• What you need to do:
Exclude the pictures, then copy all remaining records exactly.

• Data supplied:
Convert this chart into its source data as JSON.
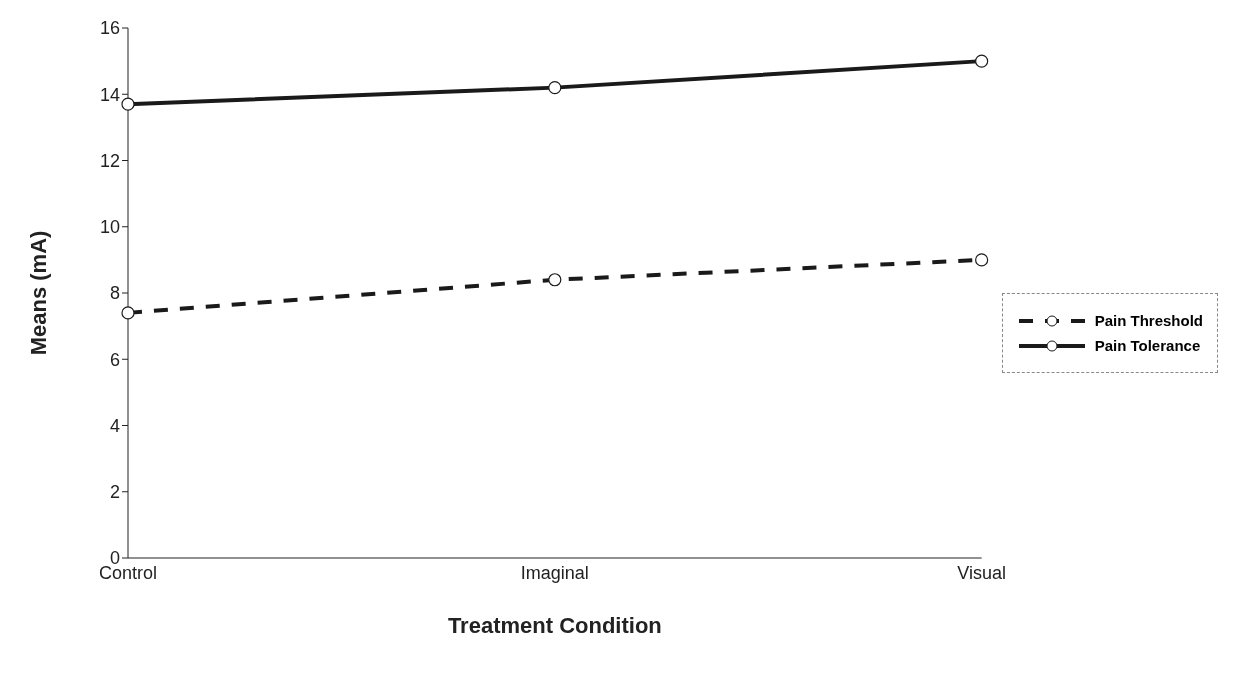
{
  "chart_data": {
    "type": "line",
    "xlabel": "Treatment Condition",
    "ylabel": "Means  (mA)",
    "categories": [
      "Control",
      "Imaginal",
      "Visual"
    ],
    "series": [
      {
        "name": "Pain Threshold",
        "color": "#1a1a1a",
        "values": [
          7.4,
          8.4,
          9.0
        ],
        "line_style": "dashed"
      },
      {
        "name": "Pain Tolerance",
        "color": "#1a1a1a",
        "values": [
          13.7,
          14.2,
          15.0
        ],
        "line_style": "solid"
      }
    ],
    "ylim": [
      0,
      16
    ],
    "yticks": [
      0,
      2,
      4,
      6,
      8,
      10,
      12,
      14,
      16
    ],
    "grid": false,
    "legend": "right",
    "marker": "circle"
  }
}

• Output below:
Convert this chart into its source data as JSON.
{
  "chart_data": {
    "type": "line",
    "xlabel": "Treatment Condition",
    "ylabel": "Means  (mA)",
    "categories": [
      "Control",
      "Imaginal",
      "Visual"
    ],
    "series": [
      {
        "name": "Pain Threshold",
        "color": "#1a1a1a",
        "values": [
          7.4,
          8.4,
          9.0
        ],
        "line_style": "dashed"
      },
      {
        "name": "Pain Tolerance",
        "color": "#1a1a1a",
        "values": [
          13.7,
          14.2,
          15.0
        ],
        "line_style": "solid"
      }
    ],
    "ylim": [
      0,
      16
    ],
    "yticks": [
      0,
      2,
      4,
      6,
      8,
      10,
      12,
      14,
      16
    ],
    "grid": false,
    "legend": "right",
    "marker": "circle"
  }
}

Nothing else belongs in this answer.